*Work instructions*. Skip the pictures and repeat each line of the data exactly.

*Extracted entries*.

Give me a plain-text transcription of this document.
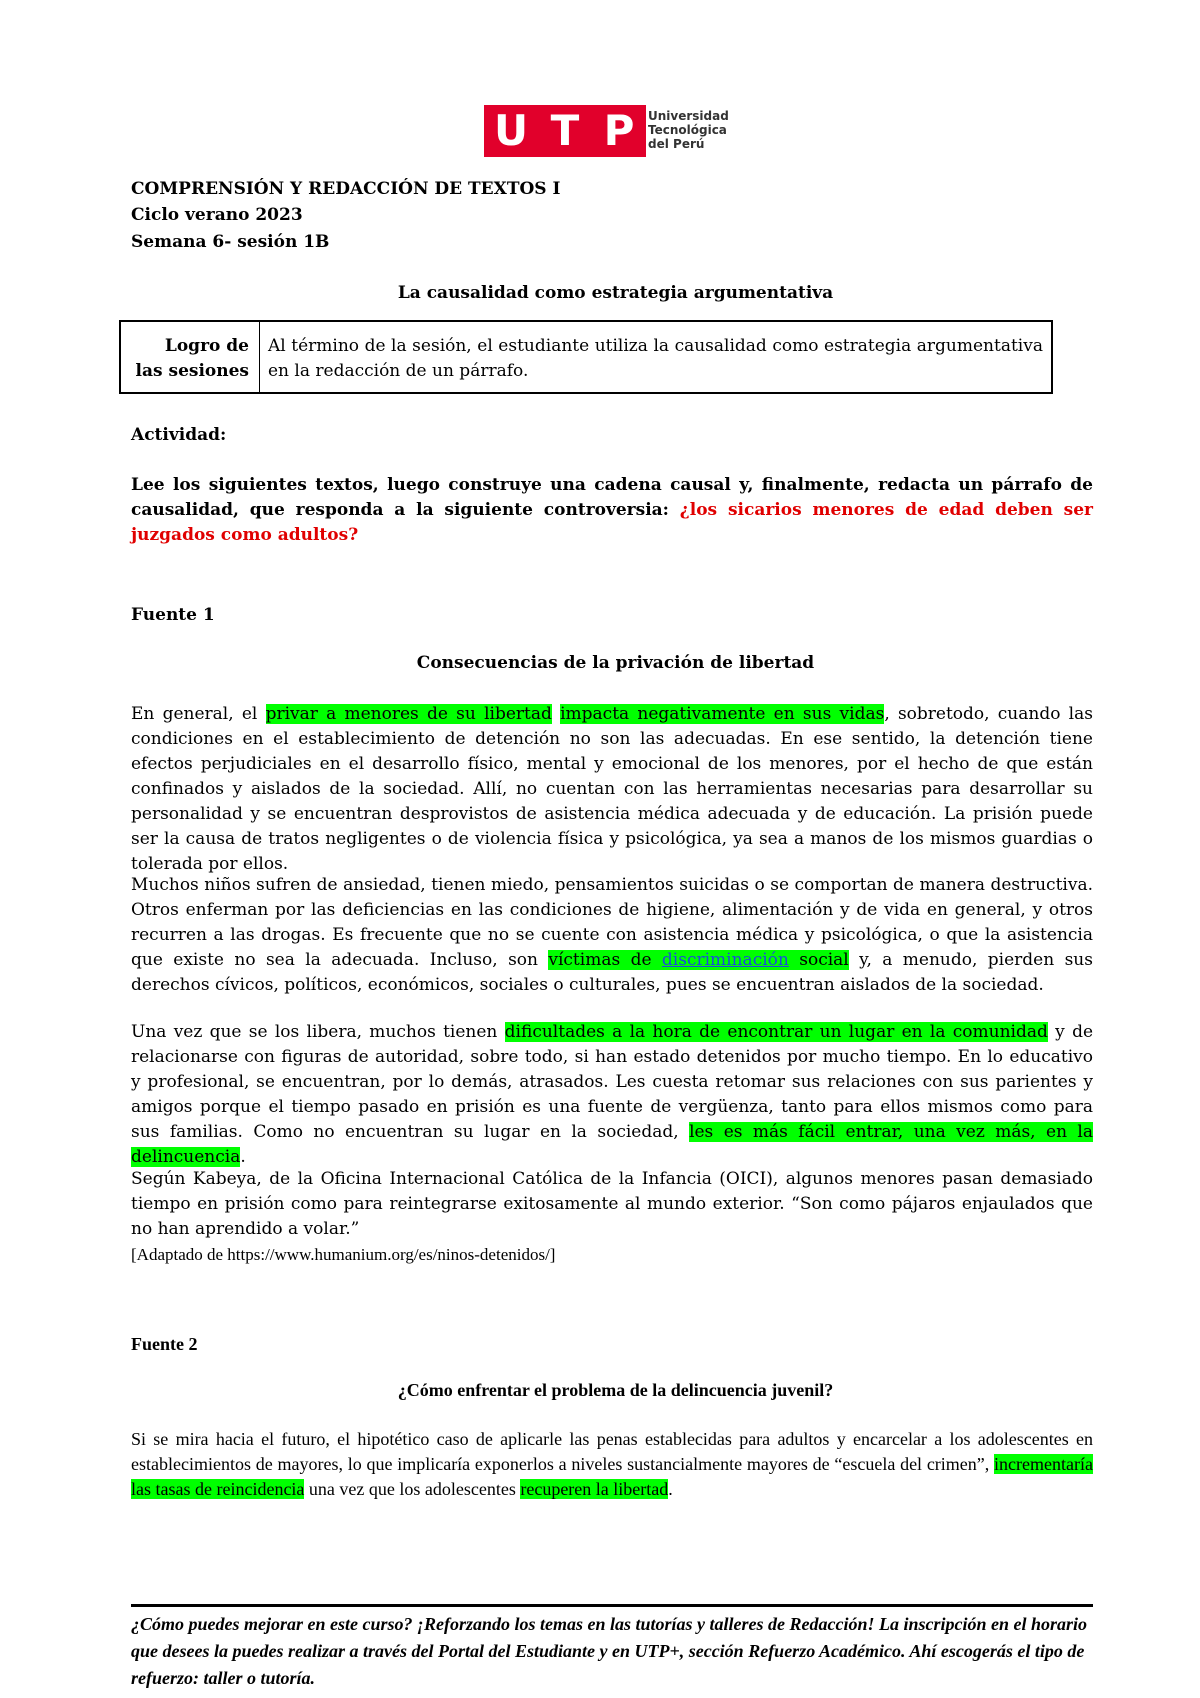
U T P	Universidad
Tecnológica
del Perú
COMPRENSIÓN Y REDACCIÓN DE TEXTOS I
Ciclo verano 2023
Semana 6- sesión 1B
La causalidad como estrategia argumentativa
Logro de
las sesiones
Al término de la sesión, el estudiante utiliza la causalidad como estrategia argumentativa en la redacción de un párrafo.
Actividad:
Lee los siguientes textos, luego construye una cadena causal y, finalmente, redacta un párrafo de causalidad, que responda a la siguiente controversia: ¿los sicarios menores de edad deben ser juzgados como adultos?
Fuente 1
Consecuencias de la privación de libertad
En general, el privar a menores de su libertad impacta negativamente en sus vidas, sobretodo, cuando las condiciones en el establecimiento de detención no son las adecuadas. En ese sentido, la detención tiene efectos perjudiciales en el desarrollo físico, mental y emocional de los menores, por el hecho de que están confinados y aislados de la sociedad. Allí, no cuentan con las herramientas necesarias para desarrollar su personalidad y se encuentran desprovistos de asistencia médica adecuada y de educación. La prisión puede ser la causa de tratos negligentes o de violencia física y psicológica, ya sea a manos de los mismos guardias o tolerada por ellos.
Muchos niños sufren de ansiedad, tienen miedo, pensamientos suicidas o se comportan de manera destructiva. Otros enferman por las deficiencias en las condiciones de higiene, alimentación y de vida en general, y otros recurren a las drogas. Es frecuente que no se cuente con asistencia médica y psicológica, o que la asistencia que existe no sea la adecuada. Incluso, son víctimas de discriminación social y, a menudo, pierden sus derechos cívicos, políticos, económicos, sociales o culturales, pues se encuentran aislados de la sociedad.
Una vez que se los libera, muchos tienen dificultades a la hora de encontrar un lugar en la comunidad y de relacionarse con figuras de autoridad, sobre todo, si han estado detenidos por mucho tiempo. En lo educativo y profesional, se encuentran, por lo demás, atrasados. Les cuesta retomar sus relaciones con sus parientes y amigos porque el tiempo pasado en prisión es una fuente de vergüenza, tanto para ellos mismos como para sus familias. Como no encuentran su lugar en la sociedad, les es más fácil entrar, una vez más, en la delincuencia.
Según Kabeya, de la Oficina Internacional Católica de la Infancia (OICI), algunos menores pasan demasiado tiempo en prisión como para reintegrarse exitosamente al mundo exterior. “Son como pájaros enjaulados que no han aprendido a volar.”
[Adaptado de https://www.humanium.org/es/ninos-detenidos/]
Fuente 2
¿Cómo enfrentar el problema de la delincuencia juvenil?
Si se mira hacia el futuro, el hipotético caso de aplicarle las penas establecidas para adultos y encarcelar a los adolescentes en establecimientos de mayores, lo que implicaría exponerlos a niveles sustancialmente mayores de “escuela del crimen”, incrementaría las tasas de reincidencia una vez que los adolescentes recuperen la libertad.
¿Cómo puedes mejorar en este curso? ¡Reforzando los temas en las tutorías y talleres de Redacción! La inscripción en el horario que desees la puedes realizar a través del Portal del Estudiante y en UTP+, sección Refuerzo Académico. Ahí escogerás el tipo de refuerzo: taller o tutoría.
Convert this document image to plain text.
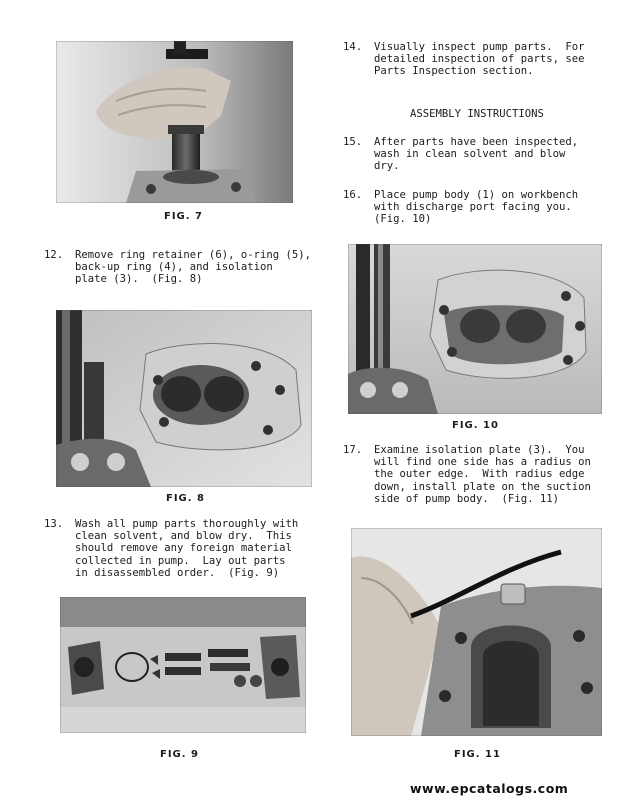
FIG. 7

12.

Remove ring retainer (6), o-ring (5),
back-up ring (4), and isolation
plate (3).  (Fig. 8)

FIG. 8

13.

Wash all pump parts thoroughly with
clean solvent, and blow dry.  This
should remove any foreign material
collected in pump.  Lay out parts
in disassembled order.  (Fig. 9)

FIG. 9

14.

Visually inspect pump parts.  For
detailed inspection of parts, see
Parts Inspection section.

ASSEMBLY INSTRUCTIONS

15.

After parts have been inspected,
wash in clean solvent and blow
dry.

16.

Place pump body (1) on workbench
with discharge port facing you.
(Fig. 10)

FIG. 10

17.

Examine isolation plate (3).  You
will find one side has a radius on
the outer edge.  With radius edge
down, install plate on the suction
side of pump body.  (Fig. 11)

FIG. 11
www.epcatalogs.com
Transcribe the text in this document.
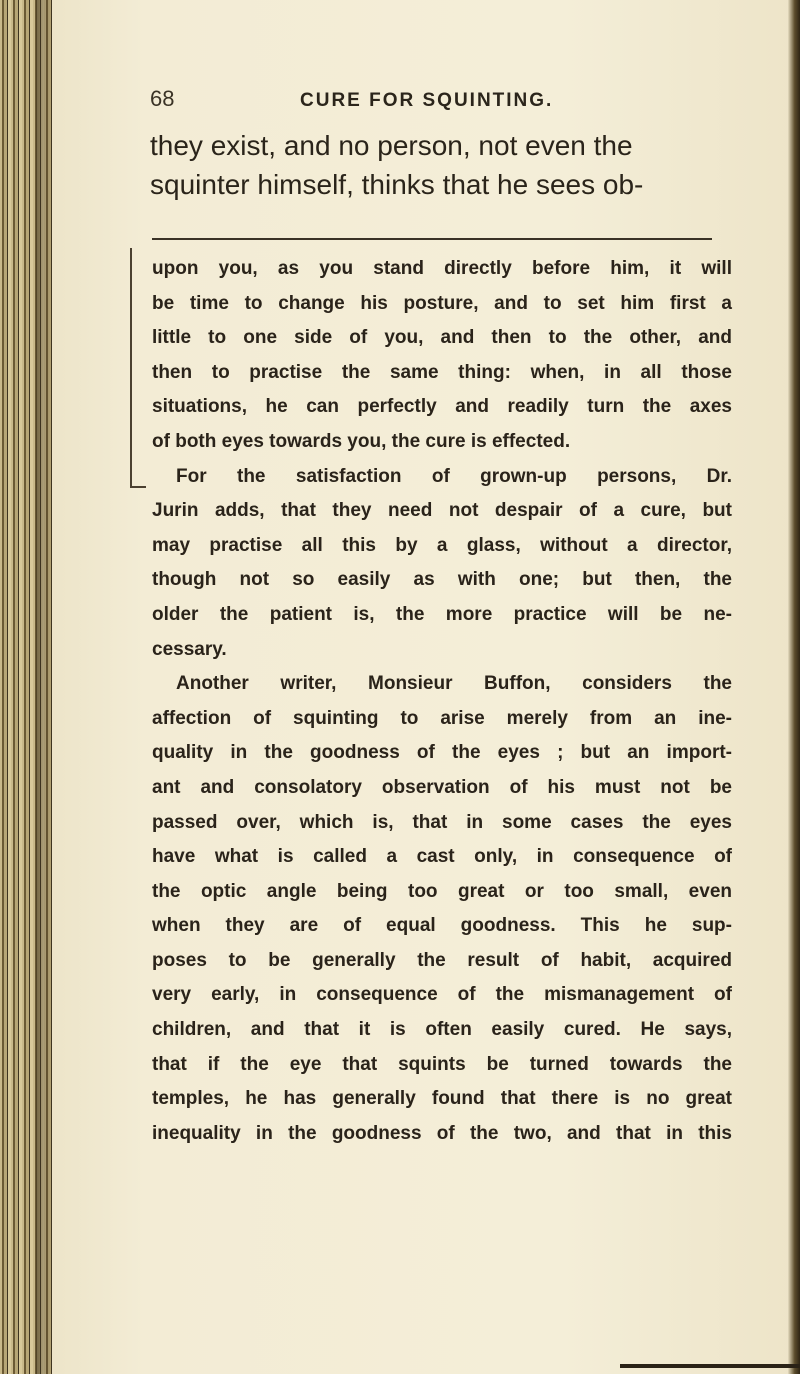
68	CURE FOR SQUINTING.
they exist, and no person, not even the
squinter himself, thinks that he sees ob-
upon you, as you stand directly before him, it will
be time to change his posture, and to set him first a
little to one side of you, and then to the other, and
then to practise the same thing: when, in all those
situations, he can perfectly and readily turn the axes
of both eyes towards you, the cure is effected.
For the satisfaction of grown-up persons, Dr.
Jurin adds, that they need not despair of a cure, but
may practise all this by a glass, without a director,
though not so easily as with one; but then, the
older the patient is, the more practice will be ne-
cessary.
Another writer, Monsieur Buffon, considers the
affection of squinting to arise merely from an ine-
quality in the goodness of the eyes ; but an import-
ant and consolatory observation of his must not be
passed over, which is, that in some cases the eyes
have what is called a cast only, in consequence of
the optic angle being too great or too small, even
when they are of equal goodness. This he sup-
poses to be generally the result of habit, acquired
very early, in consequence of the mismanagement of
children, and that it is often easily cured. He says,
that if the eye that squints be turned towards the
temples, he has generally found that there is no great
inequality in the goodness of the two, and that in this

*Written solution*.
Give me a plain-text transcription of this document.
U T P	Universidad
Tecnológica
del Perú
COMPRENSIÓN Y REDACCIÓN DE TEXTOS I
Ciclo verano 2023
Semana 6- sesión 1B
La causalidad como estrategia argumentativa
Logro de
las sesiones
Al término de la sesión, el estudiante utiliza la causalidad como estrategia argumentativa en la redacción de un párrafo.
Actividad:
Lee los siguientes textos, luego construye una cadena causal y, finalmente, redacta un párrafo de causalidad, que responda a la siguiente controversia: ¿los sicarios menores de edad deben ser juzgados como adultos?
Fuente 1
Consecuencias de la privación de libertad
En general, el privar a menores de su libertad impacta negativamente en sus vidas, sobretodo, cuando las condiciones en el establecimiento de detención no son las adecuadas. En ese sentido, la detención tiene efectos perjudiciales en el desarrollo físico, mental y emocional de los menores, por el hecho de que están confinados y aislados de la sociedad. Allí, no cuentan con las herramientas necesarias para desarrollar su personalidad y se encuentran desprovistos de asistencia médica adecuada y de educación. La prisión puede ser la causa de tratos negligentes o de violencia física y psicológica, ya sea a manos de los mismos guardias o tolerada por ellos.
Muchos niños sufren de ansiedad, tienen miedo, pensamientos suicidas o se comportan de manera destructiva. Otros enferman por las deficiencias en las condiciones de higiene, alimentación y de vida en general, y otros recurren a las drogas. Es frecuente que no se cuente con asistencia médica y psicológica, o que la asistencia que existe no sea la adecuada. Incluso, son víctimas de discriminación social y, a menudo, pierden sus derechos cívicos, políticos, económicos, sociales o culturales, pues se encuentran aislados de la sociedad.
Una vez que se los libera, muchos tienen dificultades a la hora de encontrar un lugar en la comunidad y de relacionarse con figuras de autoridad, sobre todo, si han estado detenidos por mucho tiempo. En lo educativo y profesional, se encuentran, por lo demás, atrasados. Les cuesta retomar sus relaciones con sus parientes y amigos porque el tiempo pasado en prisión es una fuente de vergüenza, tanto para ellos mismos como para sus familias. Como no encuentran su lugar en la sociedad, les es más fácil entrar, una vez más, en la delincuencia.
Según Kabeya, de la Oficina Internacional Católica de la Infancia (OICI), algunos menores pasan demasiado tiempo en prisión como para reintegrarse exitosamente al mundo exterior. “Son como pájaros enjaulados que no han aprendido a volar.”
[Adaptado de https://www.humanium.org/es/ninos-detenidos/]
Fuente 2
¿Cómo enfrentar el problema de la delincuencia juvenil?
Si se mira hacia el futuro, el hipotético caso de aplicarle las penas establecidas para adultos y encarcelar a los adolescentes en establecimientos de mayores, lo que implicaría exponerlos a niveles sustancialmente mayores de “escuela del crimen”, incrementaría las tasas de reincidencia una vez que los adolescentes recuperen la libertad.
¿Cómo puedes mejorar en este curso? ¡Reforzando los temas en las tutorías y talleres de Redacción! La inscripción en el horario que desees la puedes realizar a través del Portal del Estudiante y en UTP+, sección Refuerzo Académico. Ahí escogerás el tipo de refuerzo: taller o tutoría.
Convert this document image to plain text.
FIG. 7

12.

Remove ring retainer (6), o-ring (5),
back-up ring (4), and isolation
plate (3).  (Fig. 8)

FIG. 8

13.

Wash all pump parts thoroughly with
clean solvent, and blow dry.  This
should remove any foreign material
collected in pump.  Lay out parts
in disassembled order.  (Fig. 9)

FIG. 9

14.

Visually inspect pump parts.  For
detailed inspection of parts, see
Parts Inspection section.

ASSEMBLY INSTRUCTIONS

15.

After parts have been inspected,
wash in clean solvent and blow
dry.

16.

Place pump body (1) on workbench
with discharge port facing you.
(Fig. 10)

FIG. 10

17.

Examine isolation plate (3).  You
will find one side has a radius on
the outer edge.  With radius edge
down, install plate on the suction
side of pump body.  (Fig. 11)

FIG. 11
www.epcatalogs.com
Transcribe the text in this document.
68	CURE FOR SQUINTING.
they exist, and no person, not even the
squinter himself, thinks that he sees ob-
upon you, as you stand directly before him, it will
be time to change his posture, and to set him first a
little to one side of you, and then to the other, and
then to practise the same thing: when, in all those
situations, he can perfectly and readily turn the axes
of both eyes towards you, the cure is effected.
For the satisfaction of grown-up persons, Dr.
Jurin adds, that they need not despair of a cure, but
may practise all this by a glass, without a director,
though not so easily as with one; but then, the
older the patient is, the more practice will be ne-
cessary.
Another writer, Monsieur Buffon, considers the
affection of squinting to arise merely from an ine-
quality in the goodness of the eyes ; but an import-
ant and consolatory observation of his must not be
passed over, which is, that in some cases the eyes
have what is called a cast only, in consequence of
the optic angle being too great or too small, even
when they are of equal goodness. This he sup-
poses to be generally the result of habit, acquired
very early, in consequence of the mismanagement of
children, and that it is often easily cured. He says,
that if the eye that squints be turned towards the
temples, he has generally found that there is no great
inequality in the goodness of the two, and that in this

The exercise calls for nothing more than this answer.